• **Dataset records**
☆ ☆ ☆ ☆ ☆ ☆ ☆
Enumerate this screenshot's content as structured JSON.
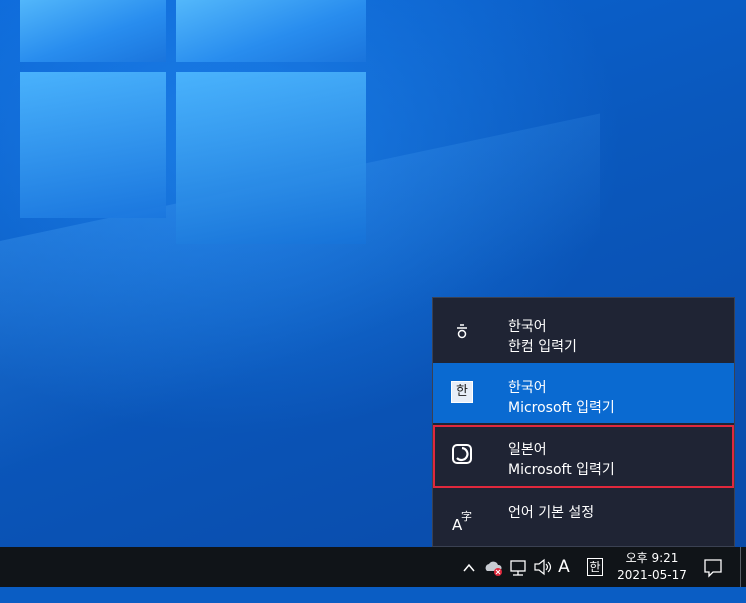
{
  "ime_menu": {
    "items": [
      {
        "language": "한국어",
        "method": "한컴 입력기",
        "icon": "hangul-ieung-icon",
        "selected": false
      },
      {
        "language": "한국어",
        "method": "Microsoft 입력기",
        "icon": "han-box-icon",
        "icon_text": "한",
        "selected": true
      },
      {
        "language": "일본어",
        "method": "Microsoft 입력기",
        "icon": "japanese-ime-icon",
        "selected": false,
        "highlighted": true
      }
    ],
    "settings": {
      "label": "언어 기본 설정",
      "icon": "language-settings-icon",
      "icon_text": "A字"
    }
  },
  "taskbar": {
    "tray": {
      "chevron": "^",
      "ime_mode": "A",
      "ime_lang": "한"
    },
    "clock": {
      "time": "오후 9:21",
      "date": "2021-05-17"
    }
  },
  "colors": {
    "menu_bg": "#1f2434",
    "selected_bg": "#0a6ad1",
    "highlight_border": "#e0283c",
    "taskbar_bg": "#101418"
  }
}
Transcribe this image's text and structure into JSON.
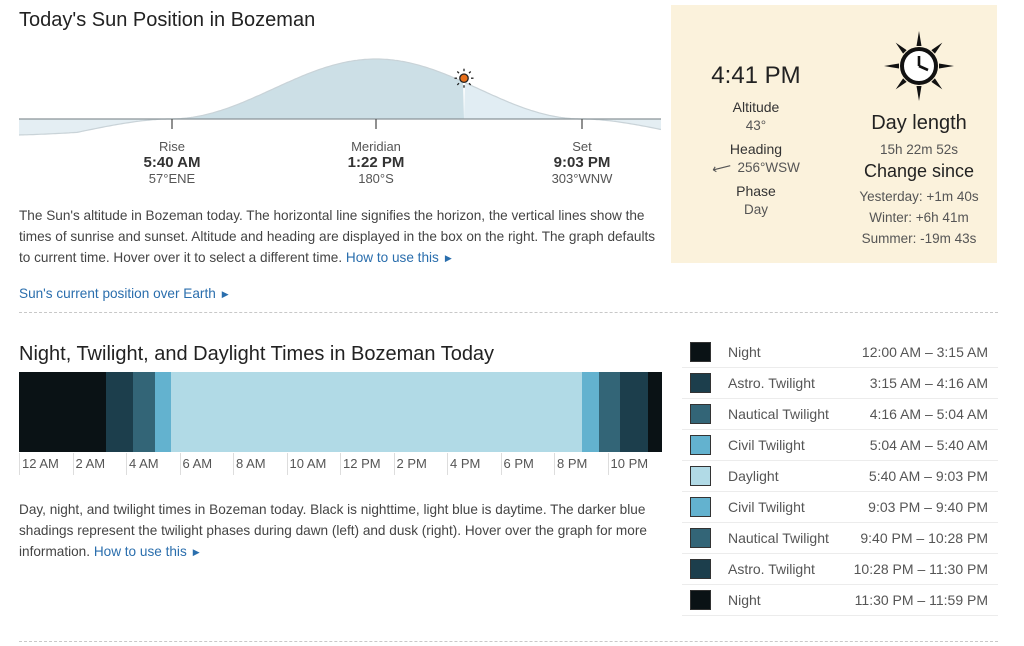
{
  "sun_position": {
    "title": "Today's Sun Position in Bozeman",
    "events": [
      {
        "label": "Rise",
        "time": "5:40 AM",
        "direction": "57°ENE"
      },
      {
        "label": "Meridian",
        "time": "1:22 PM",
        "direction": "180°S"
      },
      {
        "label": "Set",
        "time": "9:03 PM",
        "direction": "303°WNW"
      }
    ],
    "description": "The Sun's altitude in Bozeman today. The horizontal line signifies the horizon, the vertical lines show the times of sunrise and sunset. Altitude and heading are displayed in the box on the right. The graph defaults to current time. Hover over it to select a different time.",
    "how_to_link": "How to use this",
    "earth_link": "Sun's current position over Earth",
    "current_time_fraction": 0.695
  },
  "info_box": {
    "current_time": "4:41 PM",
    "altitude_label": "Altitude",
    "altitude_value": "43°",
    "heading_label": "Heading",
    "heading_value": "256°WSW",
    "phase_label": "Phase",
    "phase_value": "Day",
    "day_length_label": "Day length",
    "day_length_value": "15h 22m 52s",
    "change_label": "Change since",
    "yesterday": "Yesterday: +1m 40s",
    "winter": "Winter: +6h 41m",
    "summer": "Summer: -19m 43s",
    "icon": "sun-clock-icon"
  },
  "twilight": {
    "title": "Night, Twilight, and Daylight Times in Bozeman Today",
    "description": "Day, night, and twilight times in Bozeman today. Black is nighttime, light blue is daytime. The darker blue shadings represent the twilight phases during dawn (left) and dusk (right). Hover over the graph for more information.",
    "how_to_link": "How to use this",
    "colors": {
      "night": "#0a1215",
      "astro": "#1c3e4c",
      "nautical": "#336577",
      "civil": "#63b2cf",
      "day": "#b1dae6"
    },
    "ticks": [
      "12 AM",
      "2 AM",
      "4 AM",
      "6 AM",
      "8 AM",
      "10 AM",
      "12 PM",
      "2 PM",
      "4 PM",
      "6 PM",
      "8 PM",
      "10 PM"
    ],
    "segments": [
      {
        "phase": "night",
        "start_min": 0,
        "end_min": 195
      },
      {
        "phase": "astro",
        "start_min": 195,
        "end_min": 256
      },
      {
        "phase": "nautical",
        "start_min": 256,
        "end_min": 304
      },
      {
        "phase": "civil",
        "start_min": 304,
        "end_min": 340
      },
      {
        "phase": "day",
        "start_min": 340,
        "end_min": 1263
      },
      {
        "phase": "civil",
        "start_min": 1263,
        "end_min": 1300
      },
      {
        "phase": "nautical",
        "start_min": 1300,
        "end_min": 1348
      },
      {
        "phase": "astro",
        "start_min": 1348,
        "end_min": 1410
      },
      {
        "phase": "night",
        "start_min": 1410,
        "end_min": 1440
      }
    ],
    "legend": [
      {
        "name": "Night",
        "range": "12:00 AM – 3:15 AM",
        "phase": "night"
      },
      {
        "name": "Astro. Twilight",
        "range": "3:15 AM – 4:16 AM",
        "phase": "astro"
      },
      {
        "name": "Nautical Twilight",
        "range": "4:16 AM – 5:04 AM",
        "phase": "nautical"
      },
      {
        "name": "Civil Twilight",
        "range": "5:04 AM – 5:40 AM",
        "phase": "civil"
      },
      {
        "name": "Daylight",
        "range": "5:40 AM – 9:03 PM",
        "phase": "day"
      },
      {
        "name": "Civil Twilight",
        "range": "9:03 PM – 9:40 PM",
        "phase": "civil"
      },
      {
        "name": "Nautical Twilight",
        "range": "9:40 PM – 10:28 PM",
        "phase": "nautical"
      },
      {
        "name": "Astro. Twilight",
        "range": "10:28 PM – 11:30 PM",
        "phase": "astro"
      },
      {
        "name": "Night",
        "range": "11:30 PM – 11:59 PM",
        "phase": "night"
      }
    ]
  }
}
☆ ☆ ☆ ☆ ☆ ☆ ☆
• **Stated task**
Return, from the data, each line that has the word "title" in it.

• **Task output**
    "title": "Today's Sun Position in Bozeman",
    "title": "Night, Twilight, and Daylight Times in Bozeman Today",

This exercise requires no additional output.